» **Task statement**:
Provide the data again in its entirety, exactly as given.

» **Stored items from a collection**:
════

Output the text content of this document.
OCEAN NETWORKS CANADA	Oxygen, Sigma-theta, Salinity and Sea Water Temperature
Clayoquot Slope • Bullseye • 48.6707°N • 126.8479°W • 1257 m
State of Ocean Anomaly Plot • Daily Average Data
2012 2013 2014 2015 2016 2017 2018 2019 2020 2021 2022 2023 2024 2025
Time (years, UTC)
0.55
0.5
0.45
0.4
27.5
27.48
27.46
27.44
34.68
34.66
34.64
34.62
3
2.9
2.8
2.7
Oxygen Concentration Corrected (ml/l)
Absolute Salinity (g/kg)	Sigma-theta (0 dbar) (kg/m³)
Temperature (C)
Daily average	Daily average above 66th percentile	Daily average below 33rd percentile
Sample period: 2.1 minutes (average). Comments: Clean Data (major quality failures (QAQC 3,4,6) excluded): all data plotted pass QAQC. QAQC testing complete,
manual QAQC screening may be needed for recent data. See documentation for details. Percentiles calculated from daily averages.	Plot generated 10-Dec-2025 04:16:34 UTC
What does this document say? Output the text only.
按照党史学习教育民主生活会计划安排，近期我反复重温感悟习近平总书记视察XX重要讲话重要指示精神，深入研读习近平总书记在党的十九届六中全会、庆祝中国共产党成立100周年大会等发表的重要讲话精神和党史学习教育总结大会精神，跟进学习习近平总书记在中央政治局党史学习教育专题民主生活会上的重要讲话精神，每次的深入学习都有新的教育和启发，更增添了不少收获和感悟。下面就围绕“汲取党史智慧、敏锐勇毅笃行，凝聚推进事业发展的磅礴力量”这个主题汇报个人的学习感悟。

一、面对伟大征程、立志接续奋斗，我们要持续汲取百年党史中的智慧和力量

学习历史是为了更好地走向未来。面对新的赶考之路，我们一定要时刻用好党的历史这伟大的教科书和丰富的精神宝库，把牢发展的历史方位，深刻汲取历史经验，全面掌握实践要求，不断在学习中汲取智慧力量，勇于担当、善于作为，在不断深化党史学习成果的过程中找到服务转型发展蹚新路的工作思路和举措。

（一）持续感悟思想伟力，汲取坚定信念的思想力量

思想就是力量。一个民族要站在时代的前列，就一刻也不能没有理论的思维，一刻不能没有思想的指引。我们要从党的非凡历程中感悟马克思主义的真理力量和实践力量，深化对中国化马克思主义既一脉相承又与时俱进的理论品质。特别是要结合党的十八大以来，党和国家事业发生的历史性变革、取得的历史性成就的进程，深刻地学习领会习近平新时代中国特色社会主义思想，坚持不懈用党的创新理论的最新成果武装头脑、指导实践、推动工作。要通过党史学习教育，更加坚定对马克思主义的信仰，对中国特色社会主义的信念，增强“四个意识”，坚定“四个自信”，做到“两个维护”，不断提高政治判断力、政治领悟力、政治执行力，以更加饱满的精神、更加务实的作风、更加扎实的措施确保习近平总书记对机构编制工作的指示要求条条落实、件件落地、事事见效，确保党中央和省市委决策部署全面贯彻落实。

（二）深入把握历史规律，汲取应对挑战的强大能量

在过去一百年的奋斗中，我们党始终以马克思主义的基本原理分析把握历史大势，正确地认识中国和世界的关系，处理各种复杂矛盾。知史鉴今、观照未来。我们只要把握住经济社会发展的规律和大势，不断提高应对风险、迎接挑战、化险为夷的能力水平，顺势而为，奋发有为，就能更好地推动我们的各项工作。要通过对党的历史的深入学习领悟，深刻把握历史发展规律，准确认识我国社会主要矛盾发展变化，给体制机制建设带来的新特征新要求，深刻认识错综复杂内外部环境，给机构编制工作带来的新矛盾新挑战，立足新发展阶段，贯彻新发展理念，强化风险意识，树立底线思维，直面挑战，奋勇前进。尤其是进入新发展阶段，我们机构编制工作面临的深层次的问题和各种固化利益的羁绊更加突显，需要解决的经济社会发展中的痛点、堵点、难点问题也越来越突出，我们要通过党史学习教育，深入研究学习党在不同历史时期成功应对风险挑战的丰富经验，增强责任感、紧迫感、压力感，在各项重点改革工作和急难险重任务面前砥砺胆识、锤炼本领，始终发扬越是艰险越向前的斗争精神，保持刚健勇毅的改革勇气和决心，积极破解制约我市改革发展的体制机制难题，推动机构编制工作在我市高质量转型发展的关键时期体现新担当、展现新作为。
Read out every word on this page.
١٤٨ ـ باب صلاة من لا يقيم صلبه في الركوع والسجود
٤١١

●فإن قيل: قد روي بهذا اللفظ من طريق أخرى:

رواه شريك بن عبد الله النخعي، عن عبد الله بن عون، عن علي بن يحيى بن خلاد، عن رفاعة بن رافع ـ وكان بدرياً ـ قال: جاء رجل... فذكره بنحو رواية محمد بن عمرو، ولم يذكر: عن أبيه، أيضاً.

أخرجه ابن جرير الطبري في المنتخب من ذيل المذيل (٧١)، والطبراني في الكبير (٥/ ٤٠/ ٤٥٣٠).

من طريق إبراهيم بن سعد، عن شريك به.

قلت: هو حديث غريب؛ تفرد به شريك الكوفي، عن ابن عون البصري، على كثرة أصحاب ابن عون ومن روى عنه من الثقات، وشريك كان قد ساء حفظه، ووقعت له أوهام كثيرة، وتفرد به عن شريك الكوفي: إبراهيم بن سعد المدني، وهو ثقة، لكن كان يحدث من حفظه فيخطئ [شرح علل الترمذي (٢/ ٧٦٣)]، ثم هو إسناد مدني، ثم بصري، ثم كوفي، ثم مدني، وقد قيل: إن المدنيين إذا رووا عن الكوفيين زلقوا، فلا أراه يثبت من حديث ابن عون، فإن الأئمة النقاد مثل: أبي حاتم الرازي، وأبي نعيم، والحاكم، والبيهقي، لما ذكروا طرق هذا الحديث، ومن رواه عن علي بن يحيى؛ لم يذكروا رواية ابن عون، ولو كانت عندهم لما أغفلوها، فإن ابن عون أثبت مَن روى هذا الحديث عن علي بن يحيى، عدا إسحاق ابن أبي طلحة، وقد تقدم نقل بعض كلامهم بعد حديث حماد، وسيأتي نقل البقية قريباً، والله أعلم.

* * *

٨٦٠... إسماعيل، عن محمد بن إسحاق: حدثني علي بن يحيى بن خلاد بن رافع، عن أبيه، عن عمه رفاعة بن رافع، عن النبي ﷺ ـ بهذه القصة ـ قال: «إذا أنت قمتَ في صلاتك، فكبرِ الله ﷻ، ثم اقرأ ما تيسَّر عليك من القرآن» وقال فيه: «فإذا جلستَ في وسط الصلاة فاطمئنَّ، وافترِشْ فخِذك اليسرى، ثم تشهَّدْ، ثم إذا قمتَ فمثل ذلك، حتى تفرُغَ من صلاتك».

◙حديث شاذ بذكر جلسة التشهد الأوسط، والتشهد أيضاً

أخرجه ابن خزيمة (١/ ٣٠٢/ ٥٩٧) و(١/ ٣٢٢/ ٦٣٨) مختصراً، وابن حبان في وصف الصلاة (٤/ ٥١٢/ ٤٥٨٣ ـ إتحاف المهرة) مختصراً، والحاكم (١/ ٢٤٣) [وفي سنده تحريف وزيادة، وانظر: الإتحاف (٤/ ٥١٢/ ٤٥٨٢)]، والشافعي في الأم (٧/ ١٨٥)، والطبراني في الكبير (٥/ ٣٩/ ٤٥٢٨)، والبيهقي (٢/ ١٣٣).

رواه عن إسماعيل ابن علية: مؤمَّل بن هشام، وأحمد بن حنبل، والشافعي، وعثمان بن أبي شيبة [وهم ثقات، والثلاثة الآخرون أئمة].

════

» **Solution for this problem**:
Output the text content of this document.
OCEAN NETWORKS CANADA	Oxygen, Sigma-theta, Salinity and Sea Water Temperature
Clayoquot Slope • Bullseye • 48.6707°N • 126.8479°W • 1257 m
State of Ocean Anomaly Plot • Daily Average Data
2012 2013 2014 2015 2016 2017 2018 2019 2020 2021 2022 2023 2024 2025
Time (years, UTC)
0.55
0.5
0.45
0.4
27.5
27.48
27.46
27.44
34.68
34.66
34.64
34.62
3
2.9
2.8
2.7
Oxygen Concentration Corrected (ml/l)
Absolute Salinity (g/kg)	Sigma-theta (0 dbar) (kg/m³)
Temperature (C)
Daily average	Daily average above 66th percentile	Daily average below 33rd percentile
Sample period: 2.1 minutes (average). Comments: Clean Data (major quality failures (QAQC 3,4,6) excluded): all data plotted pass QAQC. QAQC testing complete,
manual QAQC screening may be needed for recent data. See documentation for details. Percentiles calculated from daily averages.	Plot generated 10-Dec-2025 04:16:34 UTC
What does this document say? Output the text only.
按照党史学习教育民主生活会计划安排，近期我反复重温感悟习近平总书记视察XX重要讲话重要指示精神，深入研读习近平总书记在党的十九届六中全会、庆祝中国共产党成立100周年大会等发表的重要讲话精神和党史学习教育总结大会精神，跟进学习习近平总书记在中央政治局党史学习教育专题民主生活会上的重要讲话精神，每次的深入学习都有新的教育和启发，更增添了不少收获和感悟。下面就围绕“汲取党史智慧、敏锐勇毅笃行，凝聚推进事业发展的磅礴力量”这个主题汇报个人的学习感悟。

一、面对伟大征程、立志接续奋斗，我们要持续汲取百年党史中的智慧和力量

学习历史是为了更好地走向未来。面对新的赶考之路，我们一定要时刻用好党的历史这伟大的教科书和丰富的精神宝库，把牢发展的历史方位，深刻汲取历史经验，全面掌握实践要求，不断在学习中汲取智慧力量，勇于担当、善于作为，在不断深化党史学习成果的过程中找到服务转型发展蹚新路的工作思路和举措。

（一）持续感悟思想伟力，汲取坚定信念的思想力量

思想就是力量。一个民族要站在时代的前列，就一刻也不能没有理论的思维，一刻不能没有思想的指引。我们要从党的非凡历程中感悟马克思主义的真理力量和实践力量，深化对中国化马克思主义既一脉相承又与时俱进的理论品质。特别是要结合党的十八大以来，党和国家事业发生的历史性变革、取得的历史性成就的进程，深刻地学习领会习近平新时代中国特色社会主义思想，坚持不懈用党的创新理论的最新成果武装头脑、指导实践、推动工作。要通过党史学习教育，更加坚定对马克思主义的信仰，对中国特色社会主义的信念，增强“四个意识”，坚定“四个自信”，做到“两个维护”，不断提高政治判断力、政治领悟力、政治执行力，以更加饱满的精神、更加务实的作风、更加扎实的措施确保习近平总书记对机构编制工作的指示要求条条落实、件件落地、事事见效，确保党中央和省市委决策部署全面贯彻落实。

（二）深入把握历史规律，汲取应对挑战的强大能量

在过去一百年的奋斗中，我们党始终以马克思主义的基本原理分析把握历史大势，正确地认识中国和世界的关系，处理各种复杂矛盾。知史鉴今、观照未来。我们只要把握住经济社会发展的规律和大势，不断提高应对风险、迎接挑战、化险为夷的能力水平，顺势而为，奋发有为，就能更好地推动我们的各项工作。要通过对党的历史的深入学习领悟，深刻把握历史发展规律，准确认识我国社会主要矛盾发展变化，给体制机制建设带来的新特征新要求，深刻认识错综复杂内外部环境，给机构编制工作带来的新矛盾新挑战，立足新发展阶段，贯彻新发展理念，强化风险意识，树立底线思维，直面挑战，奋勇前进。尤其是进入新发展阶段，我们机构编制工作面临的深层次的问题和各种固化利益的羁绊更加突显，需要解决的经济社会发展中的痛点、堵点、难点问题也越来越突出，我们要通过党史学习教育，深入研究学习党在不同历史时期成功应对风险挑战的丰富经验，增强责任感、紧迫感、压力感，在各项重点改革工作和急难险重任务面前砥砺胆识、锤炼本领，始终发扬越是艰险越向前的斗争精神，保持刚健勇毅的改革勇气和决心，积极破解制约我市改革发展的体制机制难题，推动机构编制工作在我市高质量转型发展的关键时期体现新担当、展现新作为。
Read out every word on this page.
١٤٨ ـ باب صلاة من لا يقيم صلبه في الركوع والسجود
٤١١

●فإن قيل: قد روي بهذا اللفظ من طريق أخرى:

رواه شريك بن عبد الله النخعي، عن عبد الله بن عون، عن علي بن يحيى بن خلاد، عن رفاعة بن رافع ـ وكان بدرياً ـ قال: جاء رجل... فذكره بنحو رواية محمد بن عمرو، ولم يذكر: عن أبيه، أيضاً.

أخرجه ابن جرير الطبري في المنتخب من ذيل المذيل (٧١)، والطبراني في الكبير (٥/ ٤٠/ ٤٥٣٠).

من طريق إبراهيم بن سعد، عن شريك به.

قلت: هو حديث غريب؛ تفرد به شريك الكوفي، عن ابن عون البصري، على كثرة أصحاب ابن عون ومن روى عنه من الثقات، وشريك كان قد ساء حفظه، ووقعت له أوهام كثيرة، وتفرد به عن شريك الكوفي: إبراهيم بن سعد المدني، وهو ثقة، لكن كان يحدث من حفظه فيخطئ [شرح علل الترمذي (٢/ ٧٦٣)]، ثم هو إسناد مدني، ثم بصري، ثم كوفي، ثم مدني، وقد قيل: إن المدنيين إذا رووا عن الكوفيين زلقوا، فلا أراه يثبت من حديث ابن عون، فإن الأئمة النقاد مثل: أبي حاتم الرازي، وأبي نعيم، والحاكم، والبيهقي، لما ذكروا طرق هذا الحديث، ومن رواه عن علي بن يحيى؛ لم يذكروا رواية ابن عون، ولو كانت عندهم لما أغفلوها، فإن ابن عون أثبت مَن روى هذا الحديث عن علي بن يحيى، عدا إسحاق ابن أبي طلحة، وقد تقدم نقل بعض كلامهم بعد حديث حماد، وسيأتي نقل البقية قريباً، والله أعلم.

* * *

٨٦٠... إسماعيل، عن محمد بن إسحاق: حدثني علي بن يحيى بن خلاد بن رافع، عن أبيه، عن عمه رفاعة بن رافع، عن النبي ﷺ ـ بهذه القصة ـ قال: «إذا أنت قمتَ في صلاتك، فكبرِ الله ﷻ، ثم اقرأ ما تيسَّر عليك من القرآن» وقال فيه: «فإذا جلستَ في وسط الصلاة فاطمئنَّ، وافترِشْ فخِذك اليسرى، ثم تشهَّدْ، ثم إذا قمتَ فمثل ذلك، حتى تفرُغَ من صلاتك».

◙حديث شاذ بذكر جلسة التشهد الأوسط، والتشهد أيضاً

أخرجه ابن خزيمة (١/ ٣٠٢/ ٥٩٧) و(١/ ٣٢٢/ ٦٣٨) مختصراً، وابن حبان في وصف الصلاة (٤/ ٥١٢/ ٤٥٨٣ ـ إتحاف المهرة) مختصراً، والحاكم (١/ ٢٤٣) [وفي سنده تحريف وزيادة، وانظر: الإتحاف (٤/ ٥١٢/ ٤٥٨٢)]، والشافعي في الأم (٧/ ١٨٥)، والطبراني في الكبير (٥/ ٣٩/ ٤٥٢٨)، والبيهقي (٢/ ١٣٣).

رواه عن إسماعيل ابن علية: مؤمَّل بن هشام، وأحمد بن حنبل، والشافعي، وعثمان بن أبي شيبة [وهم ثقات، والثلاثة الآخرون أئمة].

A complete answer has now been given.